What this task involves:
Do not include the pictures; repeat the rest of the data exactly.
--- Start ---
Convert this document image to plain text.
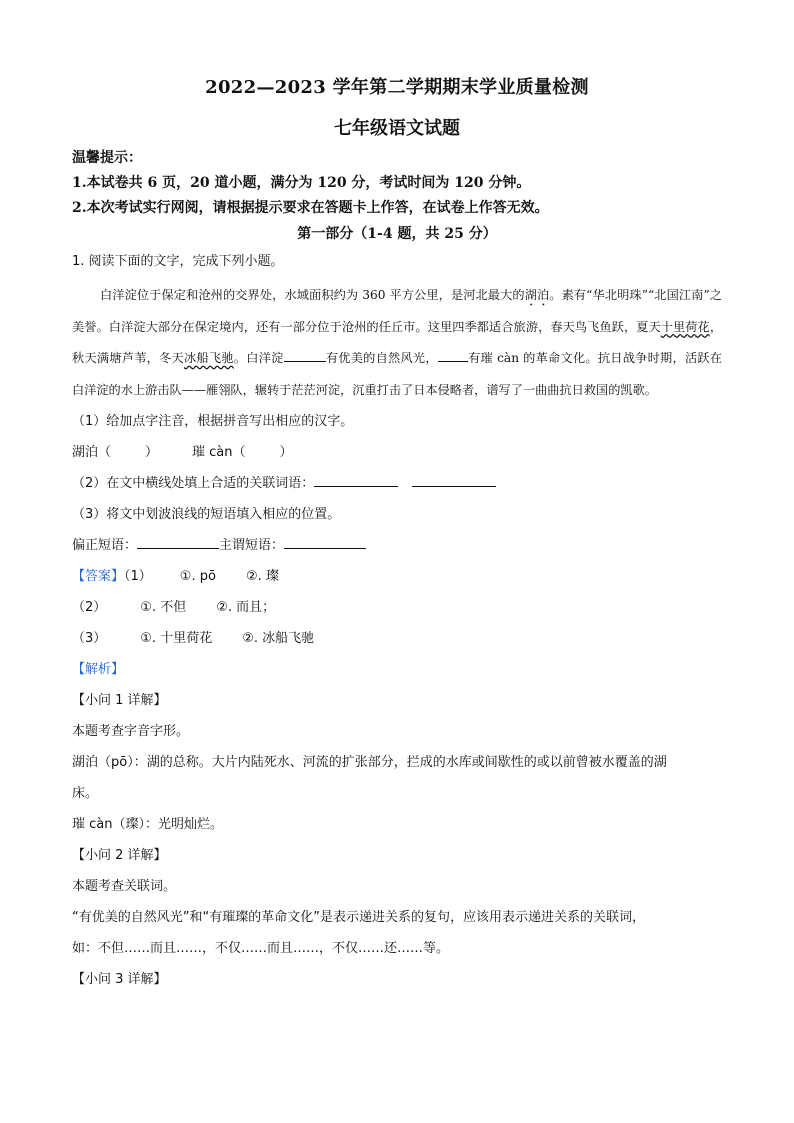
2022—2023 学年第二学期期末学业质量检测
七年级语文试题
温馨提示：
1.本试卷共 6 页，20 道小题，满分为 120 分，考试时间为 120 分钟。
2.本次考试实行网阅，请根据提示要求在答题卡上作答，在试卷上作答无效。
第一部分（1-4 题，共 25 分）
1. 阅读下面的文字，完成下列小题。
白洋淀位于保定和沧州的交界处，水域面积约为 360 平方公里，是河北最大的湖泊。素有“华北明珠”“北国江南”之美誉。白洋淀大部分在保定境内，还有一部分位于沧州的任丘市。这里四季都适合旅游，春天鸟飞鱼跃，夏天十里荷花，秋天满塘芦苇，冬天冰船飞驰。白洋淀	有优美的自然风光， 有璀 càn 的革命文化。抗日战争时期，活跃在白洋淀的水上游击队——雁翎队，辗转于茫茫河淀，沉重打击了日本侵略者，谱写了一曲曲抗日救国的凯歌。
（1）给加点字注音，根据拼音写出相应的汉字。
湖泊（	）	璀 càn（	）
（2）在文中横线处填上合适的关联词语：
（3）将文中划波浪线的短语填入相应的位置。
偏正短语：	主谓短语：
【答案】（1） ①. pō ②. 璨
（2）	①. 不但 ②. 而且；
（3）	①. 十里荷花 ②. 冰船飞驰
【解析】
【小问 1 详解】
本题考查字音字形。
湖泊（pō）：湖的总称。大片内陆死水、河流的扩张部分，拦成的水库或间歇性的或以前曾被水覆盖的湖
床。
璀 càn（璨）：光明灿烂。
【小问 2 详解】
本题考查关联词。
“有优美的自然风光”和“有璀璨的革命文化”是表示递进关系的复句，应该用表示递进关系的关联词，
如：不但……而且……，不仅……而且……，不仅……还……等。
【小问 3 详解】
--- End ---
The output:
Convert this document image to plain text.
2022—2023 学年第二学期期末学业质量检测
七年级语文试题
温馨提示：
1.本试卷共 6 页，20 道小题，满分为 120 分，考试时间为 120 分钟。
2.本次考试实行网阅，请根据提示要求在答题卡上作答，在试卷上作答无效。
第一部分（1-4 题，共 25 分）
1. 阅读下面的文字，完成下列小题。
白洋淀位于保定和沧州的交界处，水域面积约为 360 平方公里，是河北最大的湖泊。素有“华北明珠”“北国江南”之美誉。白洋淀大部分在保定境内，还有一部分位于沧州的任丘市。这里四季都适合旅游，春天鸟飞鱼跃，夏天十里荷花，秋天满塘芦苇，冬天冰船飞驰。白洋淀	有优美的自然风光， 有璀 càn 的革命文化。抗日战争时期，活跃在白洋淀的水上游击队——雁翎队，辗转于茫茫河淀，沉重打击了日本侵略者，谱写了一曲曲抗日救国的凯歌。
（1）给加点字注音，根据拼音写出相应的汉字。
湖泊（	）	璀 càn（	）
（2）在文中横线处填上合适的关联词语：
（3）将文中划波浪线的短语填入相应的位置。
偏正短语：	主谓短语：
【答案】（1） ①. pō ②. 璨
（2）	①. 不但 ②. 而且；
（3）	①. 十里荷花 ②. 冰船飞驰
【解析】
【小问 1 详解】
本题考查字音字形。
湖泊（pō）：湖的总称。大片内陆死水、河流的扩张部分，拦成的水库或间歇性的或以前曾被水覆盖的湖
床。
璀 càn（璨）：光明灿烂。
【小问 2 详解】
本题考查关联词。
“有优美的自然风光”和“有璀璨的革命文化”是表示递进关系的复句，应该用表示递进关系的关联词，
如：不但……而且……，不仅……而且……，不仅……还……等。
【小问 3 详解】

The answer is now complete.